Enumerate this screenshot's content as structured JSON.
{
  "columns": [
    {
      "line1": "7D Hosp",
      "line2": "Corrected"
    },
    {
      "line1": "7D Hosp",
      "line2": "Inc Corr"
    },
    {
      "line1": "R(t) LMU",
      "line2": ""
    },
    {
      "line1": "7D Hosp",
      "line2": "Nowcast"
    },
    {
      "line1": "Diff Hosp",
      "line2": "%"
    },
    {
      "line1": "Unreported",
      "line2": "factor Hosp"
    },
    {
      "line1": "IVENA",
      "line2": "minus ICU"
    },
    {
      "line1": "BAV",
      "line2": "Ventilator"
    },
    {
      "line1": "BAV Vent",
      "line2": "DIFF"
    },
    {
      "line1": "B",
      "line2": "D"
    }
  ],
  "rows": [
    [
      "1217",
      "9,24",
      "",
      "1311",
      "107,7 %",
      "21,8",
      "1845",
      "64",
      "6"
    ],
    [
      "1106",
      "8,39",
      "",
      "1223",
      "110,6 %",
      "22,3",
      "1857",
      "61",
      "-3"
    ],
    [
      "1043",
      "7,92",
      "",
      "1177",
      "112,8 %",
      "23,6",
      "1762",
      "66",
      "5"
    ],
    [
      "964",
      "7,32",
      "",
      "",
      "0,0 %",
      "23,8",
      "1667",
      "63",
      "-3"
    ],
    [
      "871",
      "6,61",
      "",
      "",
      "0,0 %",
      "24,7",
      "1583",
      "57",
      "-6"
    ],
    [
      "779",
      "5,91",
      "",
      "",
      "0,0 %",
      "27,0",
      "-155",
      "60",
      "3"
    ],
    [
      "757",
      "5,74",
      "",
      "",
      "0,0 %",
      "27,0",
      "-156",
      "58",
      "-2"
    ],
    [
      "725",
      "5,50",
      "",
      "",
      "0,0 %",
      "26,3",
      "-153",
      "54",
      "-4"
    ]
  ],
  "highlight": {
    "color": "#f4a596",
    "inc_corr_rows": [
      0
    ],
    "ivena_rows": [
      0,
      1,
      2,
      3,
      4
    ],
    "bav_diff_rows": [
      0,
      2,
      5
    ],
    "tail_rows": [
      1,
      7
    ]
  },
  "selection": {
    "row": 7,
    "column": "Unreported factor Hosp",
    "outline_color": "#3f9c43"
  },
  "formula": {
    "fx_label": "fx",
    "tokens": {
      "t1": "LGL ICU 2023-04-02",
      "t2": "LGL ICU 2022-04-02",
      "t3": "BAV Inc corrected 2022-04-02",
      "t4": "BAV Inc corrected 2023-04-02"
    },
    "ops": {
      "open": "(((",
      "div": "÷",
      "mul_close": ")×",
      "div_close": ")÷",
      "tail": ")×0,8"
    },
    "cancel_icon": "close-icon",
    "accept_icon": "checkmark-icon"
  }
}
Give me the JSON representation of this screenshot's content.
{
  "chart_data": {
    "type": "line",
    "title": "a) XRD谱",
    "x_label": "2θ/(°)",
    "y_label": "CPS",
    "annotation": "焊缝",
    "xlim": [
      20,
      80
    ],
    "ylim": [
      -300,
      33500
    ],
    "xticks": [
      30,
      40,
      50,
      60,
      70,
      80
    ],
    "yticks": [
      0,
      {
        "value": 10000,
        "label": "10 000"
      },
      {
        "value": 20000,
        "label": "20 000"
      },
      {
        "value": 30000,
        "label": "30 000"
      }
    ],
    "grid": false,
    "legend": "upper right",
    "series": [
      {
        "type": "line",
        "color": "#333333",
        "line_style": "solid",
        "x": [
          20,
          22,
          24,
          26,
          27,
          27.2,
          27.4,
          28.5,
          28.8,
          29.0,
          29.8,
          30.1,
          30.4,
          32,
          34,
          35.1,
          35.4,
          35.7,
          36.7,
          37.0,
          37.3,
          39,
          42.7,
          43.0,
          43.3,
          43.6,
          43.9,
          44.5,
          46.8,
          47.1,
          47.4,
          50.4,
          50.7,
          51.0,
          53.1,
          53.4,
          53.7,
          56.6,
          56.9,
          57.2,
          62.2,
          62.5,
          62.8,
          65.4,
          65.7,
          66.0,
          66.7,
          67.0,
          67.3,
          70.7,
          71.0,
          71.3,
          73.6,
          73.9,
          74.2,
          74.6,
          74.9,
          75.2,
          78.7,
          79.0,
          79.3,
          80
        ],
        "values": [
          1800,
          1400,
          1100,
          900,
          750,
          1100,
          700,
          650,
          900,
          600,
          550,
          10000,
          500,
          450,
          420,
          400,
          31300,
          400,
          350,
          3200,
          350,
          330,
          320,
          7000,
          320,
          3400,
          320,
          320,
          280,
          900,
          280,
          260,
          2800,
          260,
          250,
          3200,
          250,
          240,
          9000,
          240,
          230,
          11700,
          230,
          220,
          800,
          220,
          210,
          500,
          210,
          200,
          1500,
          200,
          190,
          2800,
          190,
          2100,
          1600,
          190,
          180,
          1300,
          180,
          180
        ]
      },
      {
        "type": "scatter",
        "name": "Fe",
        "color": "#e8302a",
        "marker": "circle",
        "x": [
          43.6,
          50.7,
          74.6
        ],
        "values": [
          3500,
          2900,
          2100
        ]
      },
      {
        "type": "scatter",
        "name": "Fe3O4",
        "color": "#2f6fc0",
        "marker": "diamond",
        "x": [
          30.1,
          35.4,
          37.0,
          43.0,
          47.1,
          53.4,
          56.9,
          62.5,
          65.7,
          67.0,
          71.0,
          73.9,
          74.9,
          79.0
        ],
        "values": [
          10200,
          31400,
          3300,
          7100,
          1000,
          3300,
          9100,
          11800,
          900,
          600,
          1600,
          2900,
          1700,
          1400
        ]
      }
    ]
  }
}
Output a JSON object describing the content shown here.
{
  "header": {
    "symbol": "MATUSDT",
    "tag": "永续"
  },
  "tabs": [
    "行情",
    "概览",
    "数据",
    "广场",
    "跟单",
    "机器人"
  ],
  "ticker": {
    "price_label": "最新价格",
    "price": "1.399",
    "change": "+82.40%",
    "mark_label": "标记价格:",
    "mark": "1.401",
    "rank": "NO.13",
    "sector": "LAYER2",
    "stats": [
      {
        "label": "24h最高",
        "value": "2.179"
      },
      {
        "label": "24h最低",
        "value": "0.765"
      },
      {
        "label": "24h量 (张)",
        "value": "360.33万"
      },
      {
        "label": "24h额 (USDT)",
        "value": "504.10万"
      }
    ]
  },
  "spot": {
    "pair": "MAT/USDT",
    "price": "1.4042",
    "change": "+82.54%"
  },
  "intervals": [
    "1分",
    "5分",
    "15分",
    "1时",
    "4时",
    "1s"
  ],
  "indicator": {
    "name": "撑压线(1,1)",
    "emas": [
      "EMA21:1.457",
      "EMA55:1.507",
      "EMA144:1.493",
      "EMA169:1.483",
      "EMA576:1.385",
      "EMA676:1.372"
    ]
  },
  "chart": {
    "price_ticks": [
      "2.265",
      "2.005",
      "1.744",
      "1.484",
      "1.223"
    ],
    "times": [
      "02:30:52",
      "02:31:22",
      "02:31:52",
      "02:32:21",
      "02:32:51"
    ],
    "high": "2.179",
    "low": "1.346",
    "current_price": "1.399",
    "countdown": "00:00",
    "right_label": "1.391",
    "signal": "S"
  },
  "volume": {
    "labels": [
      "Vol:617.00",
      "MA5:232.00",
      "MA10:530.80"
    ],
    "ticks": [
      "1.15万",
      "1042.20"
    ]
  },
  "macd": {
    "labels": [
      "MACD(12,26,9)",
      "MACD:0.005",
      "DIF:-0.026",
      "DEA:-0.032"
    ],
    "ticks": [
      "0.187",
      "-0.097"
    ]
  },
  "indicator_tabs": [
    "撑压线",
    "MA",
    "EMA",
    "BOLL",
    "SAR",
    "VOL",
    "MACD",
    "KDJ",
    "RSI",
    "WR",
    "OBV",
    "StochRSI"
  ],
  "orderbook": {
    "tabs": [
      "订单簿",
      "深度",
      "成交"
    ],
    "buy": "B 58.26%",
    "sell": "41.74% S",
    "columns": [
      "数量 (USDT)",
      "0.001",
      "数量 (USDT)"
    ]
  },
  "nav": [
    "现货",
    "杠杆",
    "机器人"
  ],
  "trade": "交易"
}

* DIRECTION
Return each line of the data that contains the string "type".

* CORRECT ANSWER
    "type": "line",
        "type": "line",
        "type": "scatter",
        "type": "scatter",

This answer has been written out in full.